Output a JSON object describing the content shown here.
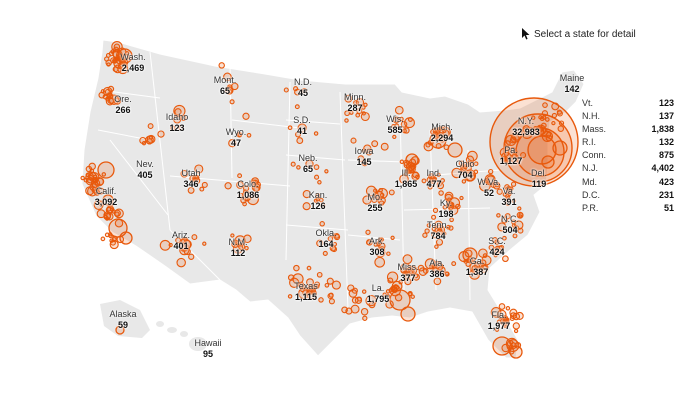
{
  "hint": {
    "text": "Select a state for detail",
    "icon": "cursor-icon"
  },
  "colors": {
    "land": "#e8e8e8",
    "border": "#ffffff",
    "bubble": "#e8590c",
    "bubble_fill": "rgba(232,89,12,0.18)"
  },
  "states": [
    {
      "id": "wa",
      "name": "Wash.",
      "count": "2,469"
    },
    {
      "id": "or",
      "name": "Ore.",
      "count": "266"
    },
    {
      "id": "ca",
      "name": "Calif.",
      "count": "3,092"
    },
    {
      "id": "nv",
      "name": "Nev.",
      "count": "405"
    },
    {
      "id": "id",
      "name": "Idaho",
      "count": "123"
    },
    {
      "id": "mt",
      "name": "Mont.",
      "count": "65"
    },
    {
      "id": "wy",
      "name": "Wyo.",
      "count": "47"
    },
    {
      "id": "ut",
      "name": "Utah",
      "count": "346"
    },
    {
      "id": "az",
      "name": "Ariz.",
      "count": "401"
    },
    {
      "id": "co",
      "name": "Colo.",
      "count": "1,086"
    },
    {
      "id": "nm",
      "name": "N.M.",
      "count": "112"
    },
    {
      "id": "nd",
      "name": "N.D.",
      "count": "45"
    },
    {
      "id": "sd",
      "name": "S.D.",
      "count": "41"
    },
    {
      "id": "ne",
      "name": "Neb.",
      "count": "65"
    },
    {
      "id": "ks",
      "name": "Kan.",
      "count": "126"
    },
    {
      "id": "ok",
      "name": "Okla.",
      "count": "164"
    },
    {
      "id": "tx",
      "name": "Texas",
      "count": "1,115"
    },
    {
      "id": "mn",
      "name": "Minn.",
      "count": "287"
    },
    {
      "id": "ia",
      "name": "Iowa",
      "count": "145"
    },
    {
      "id": "mo",
      "name": "Mo.",
      "count": "255"
    },
    {
      "id": "ar",
      "name": "Ark.",
      "count": "308"
    },
    {
      "id": "la",
      "name": "La.",
      "count": "1,795"
    },
    {
      "id": "wi",
      "name": "Wis.",
      "count": "585"
    },
    {
      "id": "il",
      "name": "Ill.",
      "count": "1,865"
    },
    {
      "id": "ms",
      "name": "Miss.",
      "count": "377"
    },
    {
      "id": "mi",
      "name": "Mich.",
      "count": "2,294"
    },
    {
      "id": "in",
      "name": "Ind.",
      "count": "477"
    },
    {
      "id": "oh",
      "name": "Ohio",
      "count": "704"
    },
    {
      "id": "ky",
      "name": "Ky.",
      "count": "198"
    },
    {
      "id": "tn",
      "name": "Tenn.",
      "count": "784"
    },
    {
      "id": "al",
      "name": "Ala.",
      "count": "386"
    },
    {
      "id": "ga",
      "name": "Ga.",
      "count": "1,387"
    },
    {
      "id": "fl",
      "name": "Fla.",
      "count": "1,977"
    },
    {
      "id": "sc",
      "name": "S.C.",
      "count": "424"
    },
    {
      "id": "nc",
      "name": "N.C.",
      "count": "504"
    },
    {
      "id": "va",
      "name": "Va.",
      "count": "391"
    },
    {
      "id": "wv",
      "name": "W.Va.",
      "count": "52"
    },
    {
      "id": "pa",
      "name": "Pa.",
      "count": "1,127"
    },
    {
      "id": "ny",
      "name": "N.Y.",
      "count": "32,983"
    },
    {
      "id": "de",
      "name": "Del.",
      "count": "119"
    },
    {
      "id": "me",
      "name": "Maine",
      "count": "142"
    },
    {
      "id": "ak",
      "name": "Alaska",
      "count": "59"
    },
    {
      "id": "hi",
      "name": "Hawaii",
      "count": "95"
    }
  ],
  "northeast_list": [
    {
      "name": "Vt.",
      "count": "123"
    },
    {
      "name": "N.H.",
      "count": "137"
    },
    {
      "name": "Mass.",
      "count": "1,838"
    },
    {
      "name": "R.I.",
      "count": "132"
    },
    {
      "name": "Conn.",
      "count": "875"
    },
    {
      "name": "N.J.",
      "count": "4,402"
    },
    {
      "name": "Md.",
      "count": "423"
    },
    {
      "name": "D.C.",
      "count": "231"
    },
    {
      "name": "P.R.",
      "count": "51"
    }
  ]
}
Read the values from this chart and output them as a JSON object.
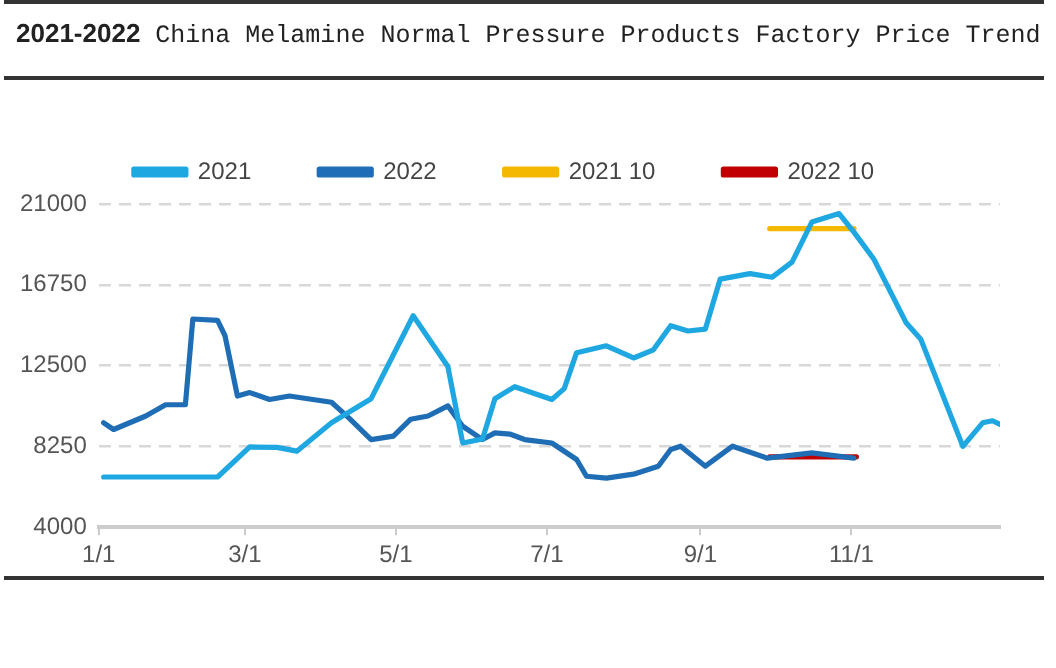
{
  "chart_data": {
    "type": "line",
    "title": "2021-2022 China Melamine Normal Pressure Products Factory Price Trend",
    "xlim": [
      "--01-01",
      "--12-31"
    ],
    "xticks": [
      {
        "value": "--01-01",
        "label": "1/1"
      },
      {
        "value": "--03-01",
        "label": "3/1"
      },
      {
        "value": "--05-01",
        "label": "5/1"
      },
      {
        "value": "--07-01",
        "label": "7/1"
      },
      {
        "value": "--09-01",
        "label": "9/1"
      },
      {
        "value": "--11-01",
        "label": "11/1"
      }
    ],
    "ylim": [
      4000,
      21000
    ],
    "yticks": [
      4000,
      8250,
      12500,
      16750,
      21000
    ],
    "grid": "y",
    "legend": "top",
    "marker": "none",
    "line_style": "solid",
    "series": [
      {
        "name": "2021",
        "color": "#1ea7e1",
        "x": [
          "--01-03",
          "--02-18",
          "--03-03",
          "--03-14",
          "--03-22",
          "--04-05",
          "--04-21",
          "--05-08",
          "--05-22",
          "--05-28",
          "--06-05",
          "--06-10",
          "--06-18",
          "--07-03",
          "--07-08",
          "--07-13",
          "--07-25",
          "--08-05",
          "--08-13",
          "--08-20",
          "--08-27",
          "--09-03",
          "--09-09",
          "--09-21",
          "--09-30",
          "--10-08",
          "--10-16",
          "--10-27",
          "--11-02",
          "--11-10",
          "--11-23",
          "--11-29",
          "--12-16",
          "--12-24",
          "--12-28",
          "--12-31"
        ],
        "values": [
          6640,
          6640,
          8220,
          8200,
          8000,
          9490,
          10760,
          15120,
          12450,
          8430,
          8640,
          10760,
          11390,
          10720,
          11290,
          13180,
          13540,
          12900,
          13330,
          14600,
          14320,
          14420,
          17050,
          17340,
          17150,
          17940,
          20050,
          20500,
          19520,
          18110,
          14770,
          13890,
          8250,
          9490,
          9600,
          9410
        ]
      },
      {
        "name": "2022",
        "color": "#1f6db5",
        "x": [
          "--01-03",
          "--01-07",
          "--01-20",
          "--01-28",
          "--02-05",
          "--02-08",
          "--02-18",
          "--02-21",
          "--02-26",
          "--03-03",
          "--03-11",
          "--03-19",
          "--04-05",
          "--04-12",
          "--04-21",
          "--04-30",
          "--05-07",
          "--05-14",
          "--05-22",
          "--05-28",
          "--06-05",
          "--06-10",
          "--06-16",
          "--06-22",
          "--07-03",
          "--07-13",
          "--07-17",
          "--07-25",
          "--08-05",
          "--08-15",
          "--08-20",
          "--08-24",
          "--09-03",
          "--09-14",
          "--09-28",
          "--10-16",
          "--11-02"
        ],
        "values": [
          9490,
          9140,
          9850,
          10440,
          10440,
          14950,
          14880,
          14070,
          10900,
          11080,
          10720,
          10900,
          10570,
          9750,
          8610,
          8790,
          9680,
          9850,
          10380,
          9310,
          8610,
          8960,
          8900,
          8610,
          8430,
          7560,
          6680,
          6580,
          6790,
          7210,
          8090,
          8260,
          7210,
          8260,
          7630,
          7910,
          7630
        ]
      },
      {
        "name": "2021 10",
        "color": "#f5b800",
        "x": [
          "--09-29",
          "--11-02"
        ],
        "values": [
          19700,
          19700
        ]
      },
      {
        "name": "2022 10",
        "color": "#c00000",
        "x": [
          "--09-29",
          "--11-03"
        ],
        "values": [
          7700,
          7700
        ]
      }
    ]
  }
}
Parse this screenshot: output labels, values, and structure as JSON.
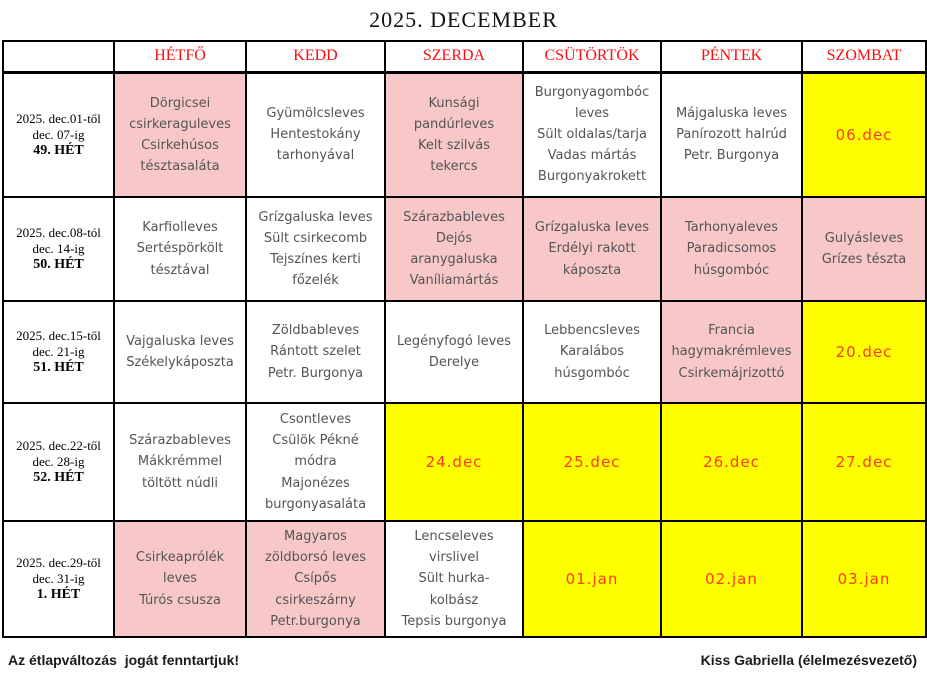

━━━

GOAL
Each line in the listing above that contains "JSON" should be copied.

FINISHED EXERCISE
Output a JSON object describing the content shown here.
Read the values from this chart and output them as a JSON object.
Parse this screenshot: output labels, values, and structure as JSON.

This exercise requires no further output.